---------- Page text

I am at a loss, knowing that tcpdump sees packets before any internal network stack happens I should have at the very least seen the client trying to create a session with the server throughout all of this in the attempts and if the server was trying to reply on some other docker created interface I'd have see that too but nothing at all.
So close though, the client's console 'open' command works no problem (when pointing at the LAN address of the host) provided I first make a failed attempt at the server using the server browser so that the GUI prompts for the password and it'll remember that for the open command's attempt.
Also huge kudos to you Manuel - even if I can't get it working at the moment, your efforts to containerize the whole setup is awesome.
I just wonder if there's some variable somewhere in the container that's hardcoded for your network that's being overlooked. This is my first poke at containers in general so I don't really know where to look.

--------------------
---------- Data shown

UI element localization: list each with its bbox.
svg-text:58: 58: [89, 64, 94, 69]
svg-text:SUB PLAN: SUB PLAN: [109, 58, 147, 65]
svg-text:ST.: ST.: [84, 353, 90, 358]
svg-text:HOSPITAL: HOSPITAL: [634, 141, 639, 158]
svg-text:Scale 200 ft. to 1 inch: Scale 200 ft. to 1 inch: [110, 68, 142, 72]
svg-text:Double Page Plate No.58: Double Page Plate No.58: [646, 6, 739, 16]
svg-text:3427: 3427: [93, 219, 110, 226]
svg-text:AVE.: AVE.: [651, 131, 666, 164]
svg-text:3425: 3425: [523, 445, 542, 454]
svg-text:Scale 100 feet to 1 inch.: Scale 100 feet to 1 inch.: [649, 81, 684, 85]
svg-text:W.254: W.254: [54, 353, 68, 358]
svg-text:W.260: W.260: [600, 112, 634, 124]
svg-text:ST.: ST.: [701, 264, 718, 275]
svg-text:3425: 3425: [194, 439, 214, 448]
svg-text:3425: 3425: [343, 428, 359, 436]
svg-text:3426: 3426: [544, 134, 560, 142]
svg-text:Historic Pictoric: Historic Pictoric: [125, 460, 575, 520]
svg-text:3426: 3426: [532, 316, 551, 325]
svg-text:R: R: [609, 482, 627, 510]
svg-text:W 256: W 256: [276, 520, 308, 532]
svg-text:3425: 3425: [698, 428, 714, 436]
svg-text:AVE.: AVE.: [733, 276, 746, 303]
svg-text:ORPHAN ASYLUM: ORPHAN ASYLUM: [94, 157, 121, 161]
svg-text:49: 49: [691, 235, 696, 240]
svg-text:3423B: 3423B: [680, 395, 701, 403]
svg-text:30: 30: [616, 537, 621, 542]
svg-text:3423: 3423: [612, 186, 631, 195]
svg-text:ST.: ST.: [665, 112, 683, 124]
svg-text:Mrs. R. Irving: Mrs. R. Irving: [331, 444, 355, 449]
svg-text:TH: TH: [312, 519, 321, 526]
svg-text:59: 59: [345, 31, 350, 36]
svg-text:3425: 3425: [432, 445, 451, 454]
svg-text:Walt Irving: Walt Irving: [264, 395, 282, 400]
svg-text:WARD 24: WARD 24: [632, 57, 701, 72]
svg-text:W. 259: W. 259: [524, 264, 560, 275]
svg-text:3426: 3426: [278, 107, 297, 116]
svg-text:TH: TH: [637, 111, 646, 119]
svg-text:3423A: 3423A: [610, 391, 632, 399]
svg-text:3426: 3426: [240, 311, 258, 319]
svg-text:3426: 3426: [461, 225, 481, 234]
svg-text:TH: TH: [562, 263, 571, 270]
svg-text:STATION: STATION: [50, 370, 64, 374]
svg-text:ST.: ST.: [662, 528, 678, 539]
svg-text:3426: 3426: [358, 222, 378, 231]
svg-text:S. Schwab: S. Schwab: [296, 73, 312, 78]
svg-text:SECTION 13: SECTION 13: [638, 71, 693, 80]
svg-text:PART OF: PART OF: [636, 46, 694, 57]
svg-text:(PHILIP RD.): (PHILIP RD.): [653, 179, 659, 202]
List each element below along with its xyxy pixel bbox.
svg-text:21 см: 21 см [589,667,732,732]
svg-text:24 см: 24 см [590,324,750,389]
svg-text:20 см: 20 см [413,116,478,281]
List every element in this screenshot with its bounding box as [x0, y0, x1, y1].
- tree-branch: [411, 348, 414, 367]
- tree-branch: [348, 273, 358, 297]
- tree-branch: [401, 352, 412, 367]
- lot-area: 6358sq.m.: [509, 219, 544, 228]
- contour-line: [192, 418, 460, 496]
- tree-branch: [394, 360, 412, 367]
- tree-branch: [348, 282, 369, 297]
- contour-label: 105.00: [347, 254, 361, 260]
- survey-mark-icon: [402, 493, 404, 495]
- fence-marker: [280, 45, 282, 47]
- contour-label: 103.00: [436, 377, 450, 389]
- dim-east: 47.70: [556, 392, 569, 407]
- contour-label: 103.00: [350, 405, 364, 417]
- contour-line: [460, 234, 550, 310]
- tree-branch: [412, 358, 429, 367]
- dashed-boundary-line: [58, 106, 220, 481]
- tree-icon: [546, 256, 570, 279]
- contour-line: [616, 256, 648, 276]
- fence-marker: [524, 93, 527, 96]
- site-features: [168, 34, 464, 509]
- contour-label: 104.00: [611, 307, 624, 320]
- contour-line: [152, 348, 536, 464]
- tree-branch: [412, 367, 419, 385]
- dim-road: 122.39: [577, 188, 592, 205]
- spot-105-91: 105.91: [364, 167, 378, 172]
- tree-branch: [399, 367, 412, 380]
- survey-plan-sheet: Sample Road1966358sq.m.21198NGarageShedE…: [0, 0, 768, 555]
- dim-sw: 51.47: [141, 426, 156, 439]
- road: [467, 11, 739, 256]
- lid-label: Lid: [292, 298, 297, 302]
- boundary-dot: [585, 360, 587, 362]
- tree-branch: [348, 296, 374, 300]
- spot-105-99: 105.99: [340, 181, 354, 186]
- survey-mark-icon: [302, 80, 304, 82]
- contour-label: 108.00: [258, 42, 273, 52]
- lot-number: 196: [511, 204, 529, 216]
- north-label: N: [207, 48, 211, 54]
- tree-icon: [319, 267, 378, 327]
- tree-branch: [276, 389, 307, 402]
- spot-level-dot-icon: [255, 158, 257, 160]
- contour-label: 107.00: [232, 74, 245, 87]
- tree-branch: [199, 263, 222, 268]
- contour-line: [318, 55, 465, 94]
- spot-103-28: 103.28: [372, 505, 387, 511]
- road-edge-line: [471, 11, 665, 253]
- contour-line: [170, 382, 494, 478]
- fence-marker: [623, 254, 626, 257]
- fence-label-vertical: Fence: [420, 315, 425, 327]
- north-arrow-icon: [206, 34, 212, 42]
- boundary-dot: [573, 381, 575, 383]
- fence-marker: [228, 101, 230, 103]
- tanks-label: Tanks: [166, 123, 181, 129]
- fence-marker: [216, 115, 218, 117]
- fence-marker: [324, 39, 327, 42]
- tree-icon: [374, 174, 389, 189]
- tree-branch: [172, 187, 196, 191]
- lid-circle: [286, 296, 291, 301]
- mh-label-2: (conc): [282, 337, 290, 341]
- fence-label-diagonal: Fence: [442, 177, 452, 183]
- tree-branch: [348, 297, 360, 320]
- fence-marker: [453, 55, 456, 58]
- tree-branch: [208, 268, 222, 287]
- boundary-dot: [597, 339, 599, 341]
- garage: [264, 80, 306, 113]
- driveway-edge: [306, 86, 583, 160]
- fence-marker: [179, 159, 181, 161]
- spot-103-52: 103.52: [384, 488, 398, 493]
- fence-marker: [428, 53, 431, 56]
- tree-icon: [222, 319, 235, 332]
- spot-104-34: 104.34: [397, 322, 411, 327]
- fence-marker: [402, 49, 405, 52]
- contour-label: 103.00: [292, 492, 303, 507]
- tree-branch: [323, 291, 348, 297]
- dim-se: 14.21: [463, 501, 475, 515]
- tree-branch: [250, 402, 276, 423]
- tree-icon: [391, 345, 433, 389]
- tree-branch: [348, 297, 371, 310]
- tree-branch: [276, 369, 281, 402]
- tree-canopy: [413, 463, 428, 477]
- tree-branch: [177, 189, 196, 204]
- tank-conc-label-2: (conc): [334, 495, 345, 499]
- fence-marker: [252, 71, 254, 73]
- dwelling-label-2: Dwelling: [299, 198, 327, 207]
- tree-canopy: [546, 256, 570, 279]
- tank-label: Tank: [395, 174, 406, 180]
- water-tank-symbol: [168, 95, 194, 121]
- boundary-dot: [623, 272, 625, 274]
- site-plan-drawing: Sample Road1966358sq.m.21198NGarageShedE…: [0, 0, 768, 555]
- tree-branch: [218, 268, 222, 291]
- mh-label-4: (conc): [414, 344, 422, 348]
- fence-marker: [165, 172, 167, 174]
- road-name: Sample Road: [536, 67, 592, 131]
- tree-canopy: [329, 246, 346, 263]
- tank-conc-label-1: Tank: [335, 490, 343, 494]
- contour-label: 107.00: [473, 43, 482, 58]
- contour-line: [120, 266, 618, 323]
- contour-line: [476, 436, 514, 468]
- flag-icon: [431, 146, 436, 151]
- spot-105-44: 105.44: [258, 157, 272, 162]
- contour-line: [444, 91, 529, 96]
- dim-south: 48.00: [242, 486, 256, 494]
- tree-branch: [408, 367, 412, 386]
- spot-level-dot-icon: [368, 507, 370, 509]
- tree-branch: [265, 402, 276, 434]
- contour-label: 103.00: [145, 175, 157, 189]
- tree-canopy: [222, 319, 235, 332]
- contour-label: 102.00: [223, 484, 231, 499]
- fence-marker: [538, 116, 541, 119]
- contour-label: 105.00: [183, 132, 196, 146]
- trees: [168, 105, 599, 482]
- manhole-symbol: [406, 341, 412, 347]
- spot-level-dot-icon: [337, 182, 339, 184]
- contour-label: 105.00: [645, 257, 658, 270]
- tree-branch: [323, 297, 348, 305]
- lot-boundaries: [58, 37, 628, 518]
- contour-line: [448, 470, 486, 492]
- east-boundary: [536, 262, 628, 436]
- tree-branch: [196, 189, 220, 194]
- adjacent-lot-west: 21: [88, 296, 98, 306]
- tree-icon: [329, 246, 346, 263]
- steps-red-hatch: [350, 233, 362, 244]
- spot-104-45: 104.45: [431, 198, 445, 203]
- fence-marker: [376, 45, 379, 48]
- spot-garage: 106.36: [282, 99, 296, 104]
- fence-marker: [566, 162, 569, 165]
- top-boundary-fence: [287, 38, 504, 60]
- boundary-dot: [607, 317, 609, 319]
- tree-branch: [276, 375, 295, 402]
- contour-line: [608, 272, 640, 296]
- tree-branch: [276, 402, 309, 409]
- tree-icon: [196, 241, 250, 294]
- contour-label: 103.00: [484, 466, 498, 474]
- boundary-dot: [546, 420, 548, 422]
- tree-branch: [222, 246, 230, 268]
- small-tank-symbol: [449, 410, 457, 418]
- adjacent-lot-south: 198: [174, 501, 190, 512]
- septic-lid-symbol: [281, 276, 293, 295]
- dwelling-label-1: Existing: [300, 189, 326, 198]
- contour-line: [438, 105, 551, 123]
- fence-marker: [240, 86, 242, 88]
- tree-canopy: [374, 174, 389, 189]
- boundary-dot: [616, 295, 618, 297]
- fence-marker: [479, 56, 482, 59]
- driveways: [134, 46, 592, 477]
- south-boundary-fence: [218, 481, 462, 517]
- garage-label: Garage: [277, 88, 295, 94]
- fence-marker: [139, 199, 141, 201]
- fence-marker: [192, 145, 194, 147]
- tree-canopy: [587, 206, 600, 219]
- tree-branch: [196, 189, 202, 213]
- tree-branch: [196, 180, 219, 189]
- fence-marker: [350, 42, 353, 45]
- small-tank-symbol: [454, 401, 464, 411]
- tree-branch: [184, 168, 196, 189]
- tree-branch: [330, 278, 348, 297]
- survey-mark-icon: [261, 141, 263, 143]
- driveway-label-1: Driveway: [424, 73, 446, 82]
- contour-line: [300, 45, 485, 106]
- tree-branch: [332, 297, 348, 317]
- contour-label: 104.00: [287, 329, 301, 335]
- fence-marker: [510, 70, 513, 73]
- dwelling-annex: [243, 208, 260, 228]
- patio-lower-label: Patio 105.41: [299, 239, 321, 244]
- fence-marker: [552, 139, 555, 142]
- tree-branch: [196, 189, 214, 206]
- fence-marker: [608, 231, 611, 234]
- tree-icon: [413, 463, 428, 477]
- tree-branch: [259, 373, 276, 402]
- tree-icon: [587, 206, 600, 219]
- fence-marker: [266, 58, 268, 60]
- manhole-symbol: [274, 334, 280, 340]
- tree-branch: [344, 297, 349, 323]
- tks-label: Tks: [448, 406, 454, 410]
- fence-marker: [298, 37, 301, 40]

--------------------

Repeat the part of the post about the containerized server setup starting with "So close though, the" and going on through "open command's attempt.", word for word.

So close though, the client's console 'open' command works no problem (when pointing at the LAN address of the host) provided I first make a failed attempt at the server using the server browser so that the GUI prompts for the password and it'll remember that for the open command's attempt.